Chart and figure data
* * * * * * *
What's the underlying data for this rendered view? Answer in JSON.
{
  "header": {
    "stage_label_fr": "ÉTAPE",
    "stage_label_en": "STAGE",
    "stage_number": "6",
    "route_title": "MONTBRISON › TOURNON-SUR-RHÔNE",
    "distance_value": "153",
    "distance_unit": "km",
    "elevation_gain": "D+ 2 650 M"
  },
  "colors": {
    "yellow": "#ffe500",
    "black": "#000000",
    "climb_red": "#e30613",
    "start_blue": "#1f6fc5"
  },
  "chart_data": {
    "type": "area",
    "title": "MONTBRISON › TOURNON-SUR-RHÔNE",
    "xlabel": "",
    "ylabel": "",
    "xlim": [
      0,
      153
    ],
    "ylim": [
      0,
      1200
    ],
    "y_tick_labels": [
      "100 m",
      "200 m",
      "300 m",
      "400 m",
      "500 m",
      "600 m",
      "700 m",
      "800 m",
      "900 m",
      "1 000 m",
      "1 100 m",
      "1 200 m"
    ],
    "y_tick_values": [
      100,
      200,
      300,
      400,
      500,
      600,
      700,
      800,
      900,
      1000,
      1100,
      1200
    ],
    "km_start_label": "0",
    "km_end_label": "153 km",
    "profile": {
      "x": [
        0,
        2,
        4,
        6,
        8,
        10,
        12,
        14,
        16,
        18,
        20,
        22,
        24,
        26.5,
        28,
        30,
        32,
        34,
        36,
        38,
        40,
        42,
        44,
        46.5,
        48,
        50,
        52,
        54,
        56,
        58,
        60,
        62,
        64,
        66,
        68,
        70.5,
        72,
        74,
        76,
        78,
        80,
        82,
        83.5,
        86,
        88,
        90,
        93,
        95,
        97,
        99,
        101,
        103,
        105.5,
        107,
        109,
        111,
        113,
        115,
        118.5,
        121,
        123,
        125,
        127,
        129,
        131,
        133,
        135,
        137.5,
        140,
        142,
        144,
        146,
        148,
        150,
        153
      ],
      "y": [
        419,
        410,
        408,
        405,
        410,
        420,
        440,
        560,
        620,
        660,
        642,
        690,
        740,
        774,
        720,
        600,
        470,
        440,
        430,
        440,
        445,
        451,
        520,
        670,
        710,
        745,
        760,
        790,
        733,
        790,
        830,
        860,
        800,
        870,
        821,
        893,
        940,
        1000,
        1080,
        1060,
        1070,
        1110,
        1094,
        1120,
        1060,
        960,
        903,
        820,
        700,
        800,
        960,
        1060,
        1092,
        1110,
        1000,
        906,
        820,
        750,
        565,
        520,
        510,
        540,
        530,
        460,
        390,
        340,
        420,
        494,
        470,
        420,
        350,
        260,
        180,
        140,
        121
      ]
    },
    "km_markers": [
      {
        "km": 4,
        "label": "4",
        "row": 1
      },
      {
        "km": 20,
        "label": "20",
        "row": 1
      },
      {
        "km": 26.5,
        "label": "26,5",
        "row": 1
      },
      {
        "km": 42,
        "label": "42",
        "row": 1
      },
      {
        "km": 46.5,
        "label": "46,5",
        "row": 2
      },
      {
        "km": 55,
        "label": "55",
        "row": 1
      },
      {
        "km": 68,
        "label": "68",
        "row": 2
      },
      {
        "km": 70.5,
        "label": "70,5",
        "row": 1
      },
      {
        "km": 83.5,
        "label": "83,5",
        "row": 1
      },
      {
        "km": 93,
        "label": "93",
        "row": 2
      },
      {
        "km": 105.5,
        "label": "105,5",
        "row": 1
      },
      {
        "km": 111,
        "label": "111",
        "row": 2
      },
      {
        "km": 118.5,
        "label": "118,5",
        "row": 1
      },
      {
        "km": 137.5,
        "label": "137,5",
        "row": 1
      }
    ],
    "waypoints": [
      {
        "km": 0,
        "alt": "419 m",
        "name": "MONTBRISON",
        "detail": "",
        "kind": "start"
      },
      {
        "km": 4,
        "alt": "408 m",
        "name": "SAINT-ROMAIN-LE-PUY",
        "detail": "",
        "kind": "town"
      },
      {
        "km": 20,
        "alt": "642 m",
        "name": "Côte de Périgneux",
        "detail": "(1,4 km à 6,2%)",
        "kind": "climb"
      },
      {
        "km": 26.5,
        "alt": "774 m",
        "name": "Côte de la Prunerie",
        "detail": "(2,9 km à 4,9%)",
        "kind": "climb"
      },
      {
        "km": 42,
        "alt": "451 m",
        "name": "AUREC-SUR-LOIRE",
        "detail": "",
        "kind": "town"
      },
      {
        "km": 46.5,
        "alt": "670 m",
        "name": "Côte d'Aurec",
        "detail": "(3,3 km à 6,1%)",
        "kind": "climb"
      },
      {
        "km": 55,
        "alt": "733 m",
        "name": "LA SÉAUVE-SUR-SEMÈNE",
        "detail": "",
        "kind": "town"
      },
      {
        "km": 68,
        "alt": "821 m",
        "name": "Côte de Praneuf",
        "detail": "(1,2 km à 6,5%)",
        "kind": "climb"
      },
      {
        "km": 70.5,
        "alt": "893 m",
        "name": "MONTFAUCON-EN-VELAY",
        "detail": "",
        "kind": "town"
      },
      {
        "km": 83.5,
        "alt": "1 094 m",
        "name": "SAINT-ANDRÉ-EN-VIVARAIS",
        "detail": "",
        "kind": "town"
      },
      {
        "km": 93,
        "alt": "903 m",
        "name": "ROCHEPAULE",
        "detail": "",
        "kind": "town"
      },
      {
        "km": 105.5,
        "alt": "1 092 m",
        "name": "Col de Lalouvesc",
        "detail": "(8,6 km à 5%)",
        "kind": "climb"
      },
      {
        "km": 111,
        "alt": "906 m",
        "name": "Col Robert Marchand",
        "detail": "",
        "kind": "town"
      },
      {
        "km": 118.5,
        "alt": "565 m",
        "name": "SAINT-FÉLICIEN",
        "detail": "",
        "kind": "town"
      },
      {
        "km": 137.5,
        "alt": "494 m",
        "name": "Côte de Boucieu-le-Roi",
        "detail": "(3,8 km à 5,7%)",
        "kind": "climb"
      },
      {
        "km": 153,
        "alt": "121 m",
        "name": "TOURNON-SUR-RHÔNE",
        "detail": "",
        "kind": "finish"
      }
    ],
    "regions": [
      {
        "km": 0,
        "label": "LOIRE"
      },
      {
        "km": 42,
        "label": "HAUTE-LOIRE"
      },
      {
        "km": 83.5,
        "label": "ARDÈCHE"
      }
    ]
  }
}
* * * * * * *
Using the listing above, pick out each line that contains the word "MONTBRISON", then copy it.

(The output):
    "route_title": "MONTBRISON › TOURNON-SUR-RHÔNE",
    "title": "MONTBRISON › TOURNON-SUR-RHÔNE",
        "name": "MONTBRISON",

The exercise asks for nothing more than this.